(EXTRACTED DATA)
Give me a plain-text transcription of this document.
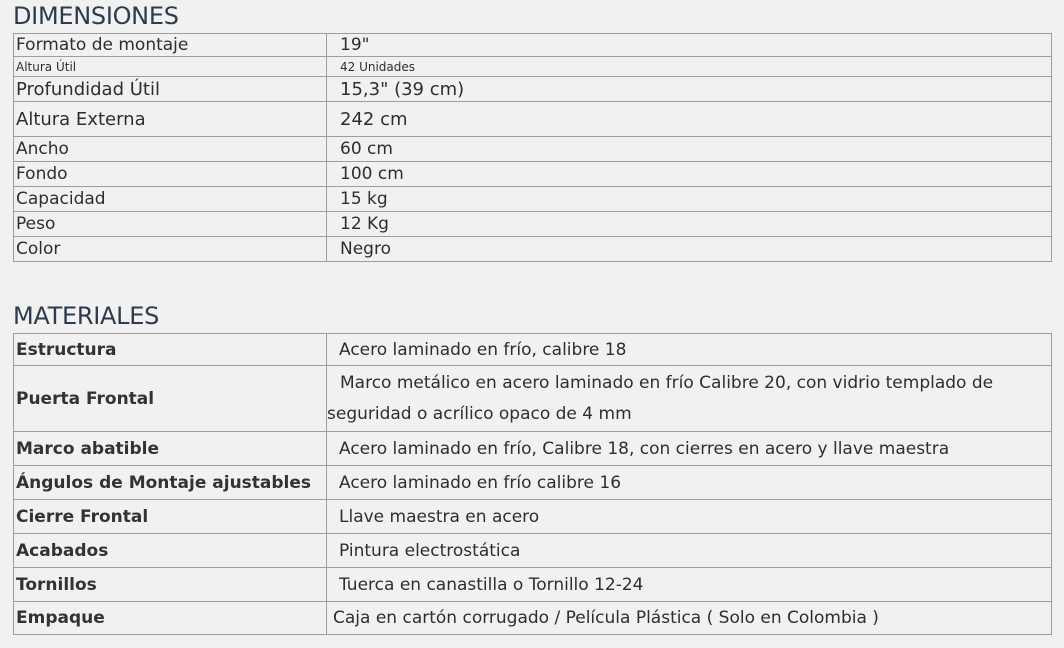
DIMENSIONES
Formato de montaje	19"
Altura Útil	42 Unidades
Profundidad Útil	15,3" (39 cm)
Altura Externa	242 cm
Ancho	60 cm
Fondo	100 cm
Capacidad	15 kg
Peso	12 Kg
Color	Negro
MATERIALES
Estructura	Acero laminado en frío, calibre 18
Puerta Frontal	Marco metálico en acero laminado en frío Calibre 20, con vidrio templado de seguridad o acrílico opaco de 4 mm
Marco abatible	Acero laminado en frío, Calibre 18, con cierres en acero y llave maestra
Ángulos de Montaje ajustables	Acero laminado en frío calibre 16
Cierre Frontal	Llave maestra en acero
Acabados	Pintura electrostática
Tornillos	Tuerca en canastilla o Tornillo 12-24
Empaque	Caja en cartón corrugado / Película Plástica ( Solo en Colombia )
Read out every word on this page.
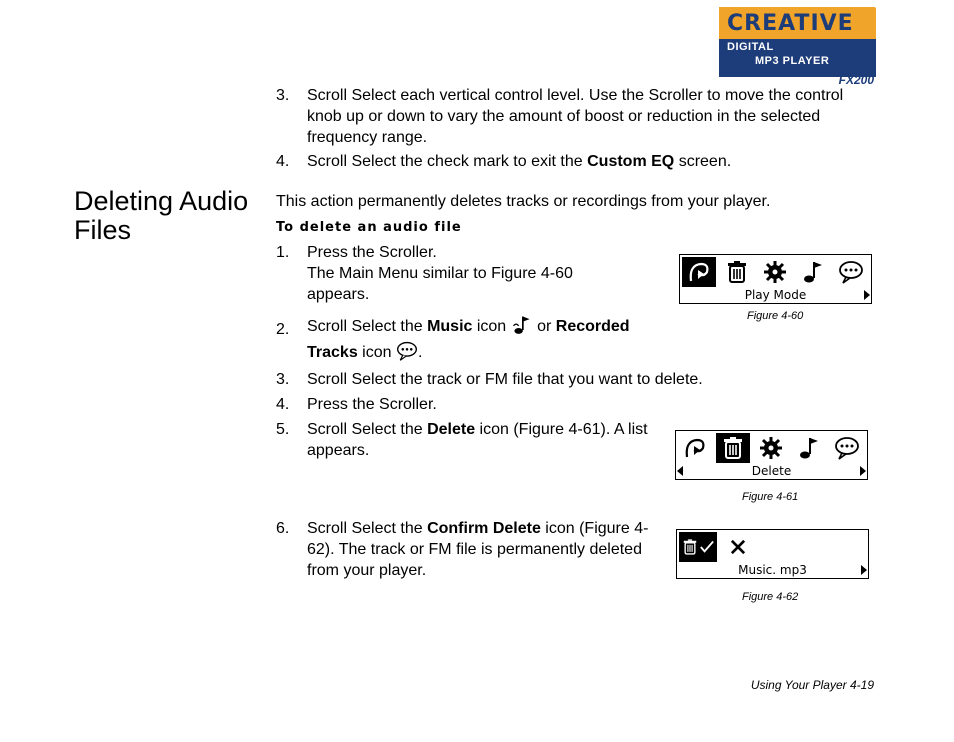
CREATIVE
DIGITAL
MP3 PLAYER
FX200
3. Scroll Select each vertical control level. Use the Scroller to move the control knob up or down to vary the amount of boost or reduction in the selected frequency range.
4. Scroll Select the check mark to exit the Custom EQ screen.
Deleting Audio Files
This action permanently deletes tracks or recordings from your player.
To delete an audio file
1. Press the Scroller.
The Main Menu similar to Figure 4-60 appears.
2. Scroll Select the Music icon  or Recorded Tracks icon .
3. Scroll Select the track or FM file that you want to delete.
4. Press the Scroller.
5. Scroll Select the Delete icon (Figure 4-61). A list appears.
6. Scroll Select the Confirm Delete icon (Figure 4-62). The track or FM file is permanently deleted from your player.
Play Mode
Figure 4-60
Delete
Figure 4-61
Music. mp3
Figure 4-62
Using Your Player 4-19
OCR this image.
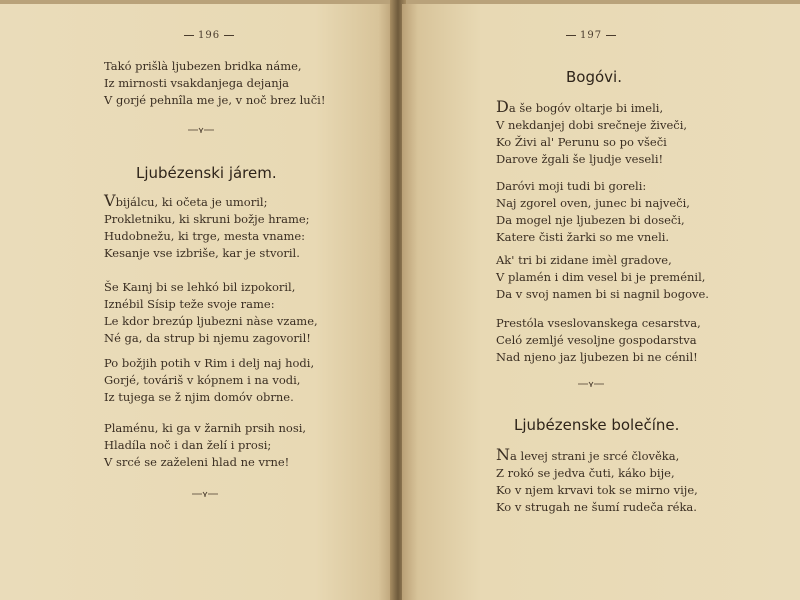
196
Takó prišlà ljubezen bridka náme,
Iz mirnosti vsakdanjega dejanja
V gorjé pehnîla me je, v noč brez luči!
Ljubézenski járem.
Vbijálcu, ki očeta je umoril;
Prokletniku, ki skruni božje hrame;
Hudobnežu, ki trge, mesta vname:
Kesanje vse izbriše, kar je stvoril.
Še Kaınj bi se lehkó bil izpokoril,
Iznébil Sísip teže svoje rame:
Le kdor brezúp ljubezni nàse vzame,
Né ga, da strup bi njemu zagovoril!
Po božjih potih v Rim i delj naj hodi,
Gorjé, továriš v kópnem i na vodi,
Iz tujega se ž njim domóv obrne.
Plaménu, ki ga v žarnih prsih nosi,
Hladíla noč i dan želí i prosi;
V srcé se zaželeni hlad ne vrne!
197
Bogóvi.
Da še bogóv oltarje bi imeli,
V nekdanjej dobi srečneje živeči,
Ko Živi al' Perunu so po všeči
Darove žgali še ljudje veseli!
Daróvi moji tudi bi goreli:
Naj zgorel oven, junec bi največi,
Da mogel nje ljubezen bi doseči,
Katere čisti žarki so me vneli.
Ak' tri bi zidane imèl gradove,
V plamén i dim vesel bi je preménil,
Da v svoj namen bi si nagnil bogove.
Prestóla vseslovanskega cesarstva,
Celó zemljé vesoljne gospodarstva
Nad njeno jaz ljubezen bi ne cénil!
Ljubézenske bolečíne.
Na levej strani je srcé člověka,
Z rokó se jedva čuti, káko bije,
Ko v njem krvavi tok se mirno vije,
Ko v strugah ne šumí rudeča réka.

(WHAT THE TASK REQUIRES) Gather each line holding the string "icon".

(EXERCISE SOLUTION)
2. Scroll Select the Music icon  or Recorded Tracks icon .
5. Scroll Select the Delete icon (Figure 4-61). A list appears.
6. Scroll Select the Confirm Delete icon (Figure 4-62). The track or FM file is permanently deleted from your player.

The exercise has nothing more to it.